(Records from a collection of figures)

----

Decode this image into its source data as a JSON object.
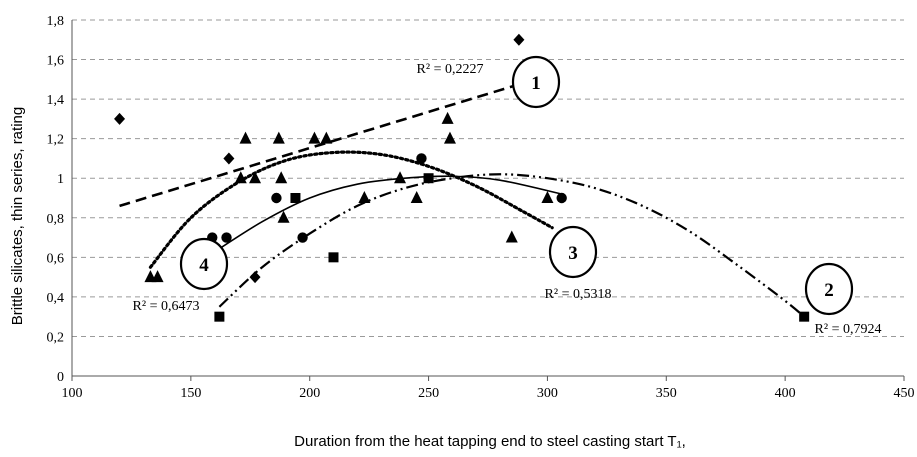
{
  "chart_data": {
    "type": "scatter",
    "xlabel": "Duration from the heat tapping end to steel casting start T₁,",
    "ylabel": "Brittle silicates, thin series, rating",
    "xlim": [
      100,
      450
    ],
    "ylim": [
      0,
      1.8
    ],
    "x_ticks": [
      "100",
      "150",
      "200",
      "250",
      "300",
      "350",
      "400",
      "450"
    ],
    "y_ticks": [
      "0",
      "0,2",
      "0,4",
      "0,6",
      "0,8",
      "1",
      "1,2",
      "1,4",
      "1,6",
      "1,8"
    ],
    "grid": "horizontal dashed",
    "legend": "none",
    "series": [
      {
        "marker": "diamond",
        "label": "1",
        "r2": "R² = 0,2227",
        "trend": "linear",
        "trend_style": "dashed",
        "points": [
          [
            120,
            1.3
          ],
          [
            166,
            1.1
          ],
          [
            177,
            0.5
          ],
          [
            288,
            1.7
          ]
        ],
        "trend_points": [
          [
            120,
            0.86
          ],
          [
            295,
            1.5
          ]
        ]
      },
      {
        "marker": "square",
        "label": "2",
        "r2": "R² = 0,7924",
        "trend": "polynomial",
        "trend_style": "dash-dot-dot",
        "points": [
          [
            162,
            0.3
          ],
          [
            194,
            0.9
          ],
          [
            210,
            0.6
          ],
          [
            250,
            1.0
          ],
          [
            408,
            0.3
          ]
        ],
        "trend_points": [
          [
            162,
            0.35
          ],
          [
            180,
            0.55
          ],
          [
            200,
            0.72
          ],
          [
            220,
            0.86
          ],
          [
            240,
            0.95
          ],
          [
            260,
            1.0
          ],
          [
            280,
            1.02
          ],
          [
            300,
            1.0
          ],
          [
            320,
            0.95
          ],
          [
            340,
            0.86
          ],
          [
            360,
            0.73
          ],
          [
            380,
            0.56
          ],
          [
            400,
            0.38
          ],
          [
            408,
            0.3
          ]
        ]
      },
      {
        "marker": "circle",
        "label": "3",
        "r2": "R² = 0,5318",
        "trend": "polynomial",
        "trend_style": "solid",
        "points": [
          [
            159,
            0.7
          ],
          [
            165,
            0.7
          ],
          [
            186,
            0.9
          ],
          [
            197,
            0.7
          ],
          [
            247,
            1.1
          ],
          [
            306,
            0.9
          ]
        ],
        "trend_points": [
          [
            159,
            0.62
          ],
          [
            180,
            0.78
          ],
          [
            200,
            0.9
          ],
          [
            220,
            0.97
          ],
          [
            240,
            1.0
          ],
          [
            260,
            1.01
          ],
          [
            280,
            0.99
          ],
          [
            306,
            0.92
          ]
        ]
      },
      {
        "marker": "triangle",
        "label": "4",
        "r2": "R² = 0,6473",
        "trend": "polynomial",
        "trend_style": "dotted",
        "points": [
          [
            133,
            0.5
          ],
          [
            136,
            0.5
          ],
          [
            171,
            1.0
          ],
          [
            173,
            1.2
          ],
          [
            177,
            1.0
          ],
          [
            187,
            1.2
          ],
          [
            188,
            1.0
          ],
          [
            189,
            0.8
          ],
          [
            202,
            1.2
          ],
          [
            207,
            1.2
          ],
          [
            223,
            0.9
          ],
          [
            238,
            1.0
          ],
          [
            245,
            0.9
          ],
          [
            258,
            1.3
          ],
          [
            259,
            1.2
          ],
          [
            285,
            0.7
          ],
          [
            300,
            0.9
          ]
        ],
        "trend_points": [
          [
            133,
            0.55
          ],
          [
            150,
            0.8
          ],
          [
            170,
            0.98
          ],
          [
            190,
            1.09
          ],
          [
            210,
            1.13
          ],
          [
            230,
            1.12
          ],
          [
            250,
            1.06
          ],
          [
            270,
            0.96
          ],
          [
            290,
            0.83
          ],
          [
            302,
            0.75
          ]
        ]
      }
    ]
  }
}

----

What you have to do:
Give an exact reproduction of every line, leaving out any picture.

Result below:
Decode this image into its source data as a JSON object.
{
  "chart_data": {
    "type": "scatter",
    "xlabel": "Duration from the heat tapping end to steel casting start T₁,",
    "ylabel": "Brittle silicates, thin series, rating",
    "xlim": [
      100,
      450
    ],
    "ylim": [
      0,
      1.8
    ],
    "x_ticks": [
      "100",
      "150",
      "200",
      "250",
      "300",
      "350",
      "400",
      "450"
    ],
    "y_ticks": [
      "0",
      "0,2",
      "0,4",
      "0,6",
      "0,8",
      "1",
      "1,2",
      "1,4",
      "1,6",
      "1,8"
    ],
    "grid": "horizontal dashed",
    "legend": "none",
    "series": [
      {
        "marker": "diamond",
        "label": "1",
        "r2": "R² = 0,2227",
        "trend": "linear",
        "trend_style": "dashed",
        "points": [
          [
            120,
            1.3
          ],
          [
            166,
            1.1
          ],
          [
            177,
            0.5
          ],
          [
            288,
            1.7
          ]
        ],
        "trend_points": [
          [
            120,
            0.86
          ],
          [
            295,
            1.5
          ]
        ]
      },
      {
        "marker": "square",
        "label": "2",
        "r2": "R² = 0,7924",
        "trend": "polynomial",
        "trend_style": "dash-dot-dot",
        "points": [
          [
            162,
            0.3
          ],
          [
            194,
            0.9
          ],
          [
            210,
            0.6
          ],
          [
            250,
            1.0
          ],
          [
            408,
            0.3
          ]
        ],
        "trend_points": [
          [
            162,
            0.35
          ],
          [
            180,
            0.55
          ],
          [
            200,
            0.72
          ],
          [
            220,
            0.86
          ],
          [
            240,
            0.95
          ],
          [
            260,
            1.0
          ],
          [
            280,
            1.02
          ],
          [
            300,
            1.0
          ],
          [
            320,
            0.95
          ],
          [
            340,
            0.86
          ],
          [
            360,
            0.73
          ],
          [
            380,
            0.56
          ],
          [
            400,
            0.38
          ],
          [
            408,
            0.3
          ]
        ]
      },
      {
        "marker": "circle",
        "label": "3",
        "r2": "R² = 0,5318",
        "trend": "polynomial",
        "trend_style": "solid",
        "points": [
          [
            159,
            0.7
          ],
          [
            165,
            0.7
          ],
          [
            186,
            0.9
          ],
          [
            197,
            0.7
          ],
          [
            247,
            1.1
          ],
          [
            306,
            0.9
          ]
        ],
        "trend_points": [
          [
            159,
            0.62
          ],
          [
            180,
            0.78
          ],
          [
            200,
            0.9
          ],
          [
            220,
            0.97
          ],
          [
            240,
            1.0
          ],
          [
            260,
            1.01
          ],
          [
            280,
            0.99
          ],
          [
            306,
            0.92
          ]
        ]
      },
      {
        "marker": "triangle",
        "label": "4",
        "r2": "R² = 0,6473",
        "trend": "polynomial",
        "trend_style": "dotted",
        "points": [
          [
            133,
            0.5
          ],
          [
            136,
            0.5
          ],
          [
            171,
            1.0
          ],
          [
            173,
            1.2
          ],
          [
            177,
            1.0
          ],
          [
            187,
            1.2
          ],
          [
            188,
            1.0
          ],
          [
            189,
            0.8
          ],
          [
            202,
            1.2
          ],
          [
            207,
            1.2
          ],
          [
            223,
            0.9
          ],
          [
            238,
            1.0
          ],
          [
            245,
            0.9
          ],
          [
            258,
            1.3
          ],
          [
            259,
            1.2
          ],
          [
            285,
            0.7
          ],
          [
            300,
            0.9
          ]
        ],
        "trend_points": [
          [
            133,
            0.55
          ],
          [
            150,
            0.8
          ],
          [
            170,
            0.98
          ],
          [
            190,
            1.09
          ],
          [
            210,
            1.13
          ],
          [
            230,
            1.12
          ],
          [
            250,
            1.06
          ],
          [
            270,
            0.96
          ],
          [
            290,
            0.83
          ],
          [
            302,
            0.75
          ]
        ]
      }
    ]
  }
}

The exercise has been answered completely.